* _ENTRIES SUPPLIED_

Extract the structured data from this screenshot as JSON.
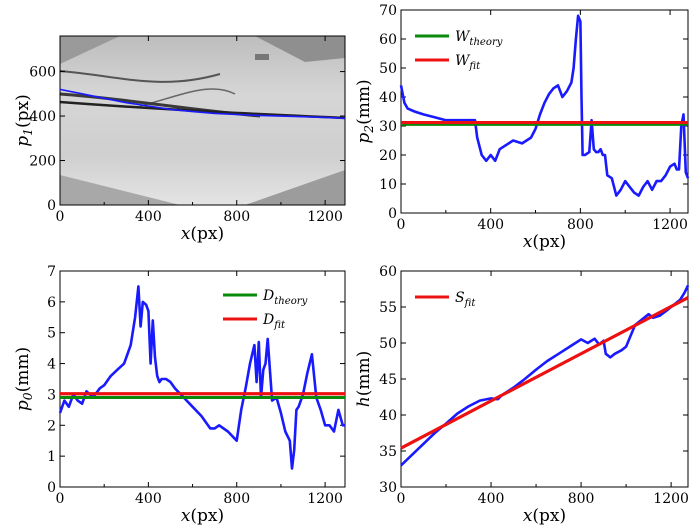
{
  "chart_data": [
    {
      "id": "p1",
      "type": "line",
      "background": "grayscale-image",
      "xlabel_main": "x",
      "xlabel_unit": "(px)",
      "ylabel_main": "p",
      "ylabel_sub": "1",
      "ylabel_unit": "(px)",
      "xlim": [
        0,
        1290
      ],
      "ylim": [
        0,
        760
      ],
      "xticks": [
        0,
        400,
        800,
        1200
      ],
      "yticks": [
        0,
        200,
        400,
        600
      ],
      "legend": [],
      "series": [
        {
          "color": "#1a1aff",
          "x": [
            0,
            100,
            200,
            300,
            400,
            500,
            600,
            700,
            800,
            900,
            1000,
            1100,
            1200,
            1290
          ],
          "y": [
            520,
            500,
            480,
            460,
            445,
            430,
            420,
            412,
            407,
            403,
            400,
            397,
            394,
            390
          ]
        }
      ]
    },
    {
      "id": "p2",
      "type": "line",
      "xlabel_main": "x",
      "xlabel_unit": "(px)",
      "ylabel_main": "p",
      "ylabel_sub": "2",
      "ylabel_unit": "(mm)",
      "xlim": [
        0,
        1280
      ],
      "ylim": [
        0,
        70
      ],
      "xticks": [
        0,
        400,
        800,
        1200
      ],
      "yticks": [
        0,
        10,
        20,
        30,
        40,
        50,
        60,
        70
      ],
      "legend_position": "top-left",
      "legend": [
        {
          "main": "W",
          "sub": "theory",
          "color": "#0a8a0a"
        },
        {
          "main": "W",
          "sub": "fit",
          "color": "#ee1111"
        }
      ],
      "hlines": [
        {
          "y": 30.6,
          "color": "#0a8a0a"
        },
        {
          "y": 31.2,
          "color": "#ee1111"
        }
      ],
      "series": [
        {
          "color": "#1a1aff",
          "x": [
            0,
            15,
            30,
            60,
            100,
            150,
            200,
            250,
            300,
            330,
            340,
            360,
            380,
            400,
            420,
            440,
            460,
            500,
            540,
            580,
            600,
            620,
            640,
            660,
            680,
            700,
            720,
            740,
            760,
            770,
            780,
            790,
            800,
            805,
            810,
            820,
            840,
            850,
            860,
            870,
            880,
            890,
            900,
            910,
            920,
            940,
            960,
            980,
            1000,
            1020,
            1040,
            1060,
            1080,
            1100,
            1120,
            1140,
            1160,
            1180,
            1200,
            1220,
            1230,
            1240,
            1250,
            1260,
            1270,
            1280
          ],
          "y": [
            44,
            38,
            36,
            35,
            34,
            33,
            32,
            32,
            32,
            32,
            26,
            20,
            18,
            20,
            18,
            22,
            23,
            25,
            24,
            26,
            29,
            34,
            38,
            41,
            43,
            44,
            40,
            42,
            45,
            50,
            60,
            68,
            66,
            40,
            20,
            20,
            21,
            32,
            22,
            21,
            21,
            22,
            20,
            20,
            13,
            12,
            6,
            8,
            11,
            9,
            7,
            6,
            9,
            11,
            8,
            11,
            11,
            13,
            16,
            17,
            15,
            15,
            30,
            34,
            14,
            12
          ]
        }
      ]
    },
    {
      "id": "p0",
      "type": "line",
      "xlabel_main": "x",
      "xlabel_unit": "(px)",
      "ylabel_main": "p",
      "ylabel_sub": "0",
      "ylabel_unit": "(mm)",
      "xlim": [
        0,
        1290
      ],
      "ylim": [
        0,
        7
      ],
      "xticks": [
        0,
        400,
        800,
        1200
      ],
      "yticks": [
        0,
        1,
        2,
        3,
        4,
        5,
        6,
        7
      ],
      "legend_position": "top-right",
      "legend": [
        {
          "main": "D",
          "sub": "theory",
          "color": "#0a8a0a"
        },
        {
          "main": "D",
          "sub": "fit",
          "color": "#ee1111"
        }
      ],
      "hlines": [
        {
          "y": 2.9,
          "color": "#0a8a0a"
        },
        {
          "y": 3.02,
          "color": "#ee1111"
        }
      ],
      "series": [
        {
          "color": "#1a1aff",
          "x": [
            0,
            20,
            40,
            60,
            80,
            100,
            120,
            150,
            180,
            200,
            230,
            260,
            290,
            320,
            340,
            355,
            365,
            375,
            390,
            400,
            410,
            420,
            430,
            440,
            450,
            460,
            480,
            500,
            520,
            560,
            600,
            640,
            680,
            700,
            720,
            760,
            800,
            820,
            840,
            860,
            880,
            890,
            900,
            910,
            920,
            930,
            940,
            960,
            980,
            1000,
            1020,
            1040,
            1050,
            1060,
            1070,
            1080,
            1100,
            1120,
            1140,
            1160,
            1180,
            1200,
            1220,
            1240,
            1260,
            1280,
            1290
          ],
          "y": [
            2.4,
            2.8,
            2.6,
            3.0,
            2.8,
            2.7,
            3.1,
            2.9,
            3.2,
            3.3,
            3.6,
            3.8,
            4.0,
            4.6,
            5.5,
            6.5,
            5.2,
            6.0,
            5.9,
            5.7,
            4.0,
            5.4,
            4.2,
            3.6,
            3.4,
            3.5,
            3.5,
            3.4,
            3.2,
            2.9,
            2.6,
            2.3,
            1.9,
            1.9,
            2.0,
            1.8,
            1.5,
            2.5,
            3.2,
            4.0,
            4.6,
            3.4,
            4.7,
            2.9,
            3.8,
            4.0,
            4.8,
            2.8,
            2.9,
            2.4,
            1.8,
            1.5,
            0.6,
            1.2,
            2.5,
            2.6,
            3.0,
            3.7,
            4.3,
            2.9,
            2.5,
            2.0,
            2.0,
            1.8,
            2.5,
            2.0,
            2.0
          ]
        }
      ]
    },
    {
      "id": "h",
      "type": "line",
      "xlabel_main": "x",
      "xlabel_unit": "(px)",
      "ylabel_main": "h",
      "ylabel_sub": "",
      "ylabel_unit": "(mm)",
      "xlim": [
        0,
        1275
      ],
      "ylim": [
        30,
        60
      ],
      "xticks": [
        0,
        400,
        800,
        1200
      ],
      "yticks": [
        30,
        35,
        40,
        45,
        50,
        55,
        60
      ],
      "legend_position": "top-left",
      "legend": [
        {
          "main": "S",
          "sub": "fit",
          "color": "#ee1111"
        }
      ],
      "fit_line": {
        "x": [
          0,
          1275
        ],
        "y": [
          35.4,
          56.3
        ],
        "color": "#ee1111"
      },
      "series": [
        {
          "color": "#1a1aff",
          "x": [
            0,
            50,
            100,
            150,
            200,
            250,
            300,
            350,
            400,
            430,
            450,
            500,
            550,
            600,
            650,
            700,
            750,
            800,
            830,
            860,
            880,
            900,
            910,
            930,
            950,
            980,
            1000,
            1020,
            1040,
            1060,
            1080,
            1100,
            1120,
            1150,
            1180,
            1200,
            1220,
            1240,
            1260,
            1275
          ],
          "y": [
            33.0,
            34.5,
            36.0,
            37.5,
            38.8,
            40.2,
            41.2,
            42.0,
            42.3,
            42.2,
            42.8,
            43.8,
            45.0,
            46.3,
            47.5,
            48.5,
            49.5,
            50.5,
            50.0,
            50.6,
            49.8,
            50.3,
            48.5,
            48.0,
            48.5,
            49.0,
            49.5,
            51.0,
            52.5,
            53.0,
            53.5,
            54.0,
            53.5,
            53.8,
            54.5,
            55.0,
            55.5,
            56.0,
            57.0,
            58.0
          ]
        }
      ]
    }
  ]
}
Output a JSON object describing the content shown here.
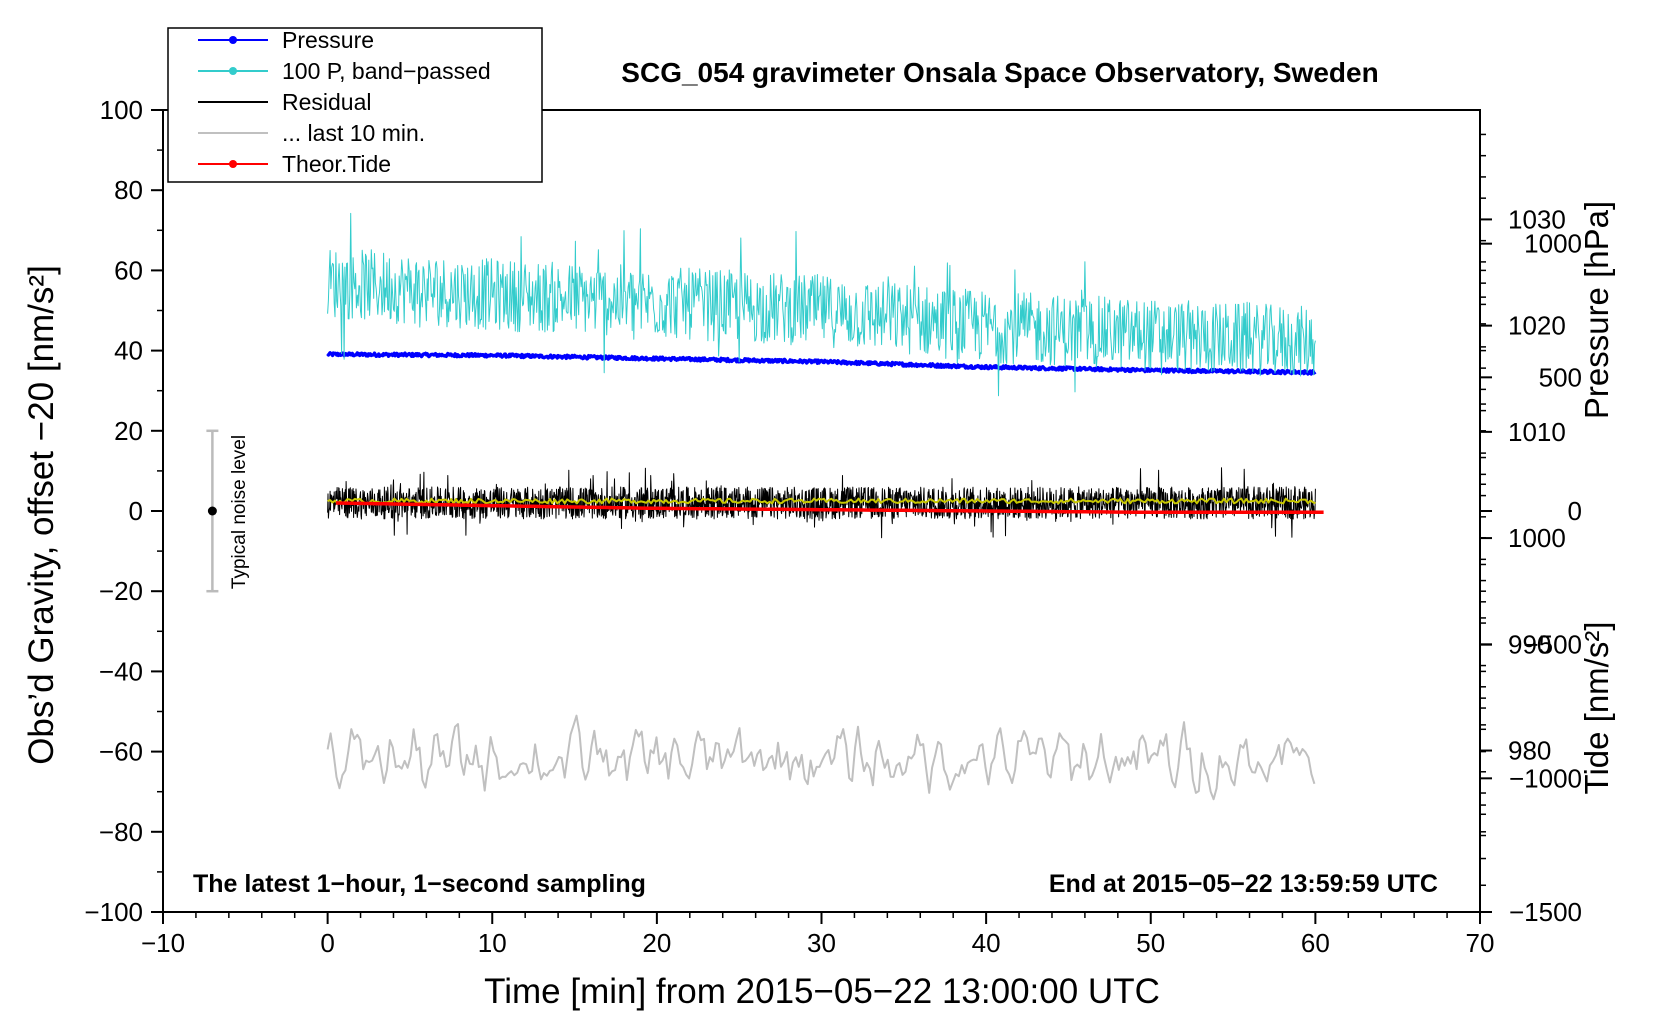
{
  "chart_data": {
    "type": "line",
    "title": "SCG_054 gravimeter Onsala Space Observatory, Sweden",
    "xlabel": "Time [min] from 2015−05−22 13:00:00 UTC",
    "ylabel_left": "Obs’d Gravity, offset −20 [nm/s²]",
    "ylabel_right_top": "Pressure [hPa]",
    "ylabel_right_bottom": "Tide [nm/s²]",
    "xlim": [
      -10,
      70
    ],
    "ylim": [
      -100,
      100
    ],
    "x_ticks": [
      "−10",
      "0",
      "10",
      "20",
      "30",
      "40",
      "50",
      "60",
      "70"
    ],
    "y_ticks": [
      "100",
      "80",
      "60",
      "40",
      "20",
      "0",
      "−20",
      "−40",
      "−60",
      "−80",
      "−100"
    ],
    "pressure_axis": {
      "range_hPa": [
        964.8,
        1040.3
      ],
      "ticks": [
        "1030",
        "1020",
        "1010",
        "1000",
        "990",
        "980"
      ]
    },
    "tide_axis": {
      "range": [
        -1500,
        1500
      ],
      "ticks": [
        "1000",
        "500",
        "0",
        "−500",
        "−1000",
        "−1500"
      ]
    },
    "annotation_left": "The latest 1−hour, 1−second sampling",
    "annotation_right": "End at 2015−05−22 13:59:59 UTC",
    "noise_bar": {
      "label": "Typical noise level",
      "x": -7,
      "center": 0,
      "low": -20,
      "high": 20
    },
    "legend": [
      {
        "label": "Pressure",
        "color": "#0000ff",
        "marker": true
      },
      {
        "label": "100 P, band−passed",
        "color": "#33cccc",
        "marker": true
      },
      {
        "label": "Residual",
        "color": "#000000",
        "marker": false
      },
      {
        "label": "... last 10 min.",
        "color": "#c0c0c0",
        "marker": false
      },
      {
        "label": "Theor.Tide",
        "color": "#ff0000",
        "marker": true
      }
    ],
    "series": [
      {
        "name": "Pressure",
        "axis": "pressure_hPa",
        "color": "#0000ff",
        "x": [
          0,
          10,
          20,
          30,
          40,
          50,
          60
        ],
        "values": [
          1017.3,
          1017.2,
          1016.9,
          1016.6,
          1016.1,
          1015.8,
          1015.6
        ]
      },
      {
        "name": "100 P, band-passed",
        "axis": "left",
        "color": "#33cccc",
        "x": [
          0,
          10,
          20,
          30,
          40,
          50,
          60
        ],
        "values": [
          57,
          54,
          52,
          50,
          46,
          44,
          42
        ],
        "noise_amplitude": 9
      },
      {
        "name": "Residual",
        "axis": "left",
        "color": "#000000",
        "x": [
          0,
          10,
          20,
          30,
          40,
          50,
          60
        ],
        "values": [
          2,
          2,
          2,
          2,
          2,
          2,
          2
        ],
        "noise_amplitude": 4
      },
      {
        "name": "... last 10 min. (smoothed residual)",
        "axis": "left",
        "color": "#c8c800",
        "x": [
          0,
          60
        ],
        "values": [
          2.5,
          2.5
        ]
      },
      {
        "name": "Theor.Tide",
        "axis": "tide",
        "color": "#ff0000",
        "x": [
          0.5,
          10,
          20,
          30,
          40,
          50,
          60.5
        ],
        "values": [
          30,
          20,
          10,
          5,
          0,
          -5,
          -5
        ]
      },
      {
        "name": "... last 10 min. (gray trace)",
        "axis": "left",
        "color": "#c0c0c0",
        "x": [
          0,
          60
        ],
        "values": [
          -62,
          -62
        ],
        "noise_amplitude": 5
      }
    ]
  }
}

* _BRIEF_
Read the entries and pick out all lines that include the word "JSON".

* _EXERCISE OUTPUT_
Extract the structured data from this screenshot as JSON.
Output a JSON object describing the content shown here.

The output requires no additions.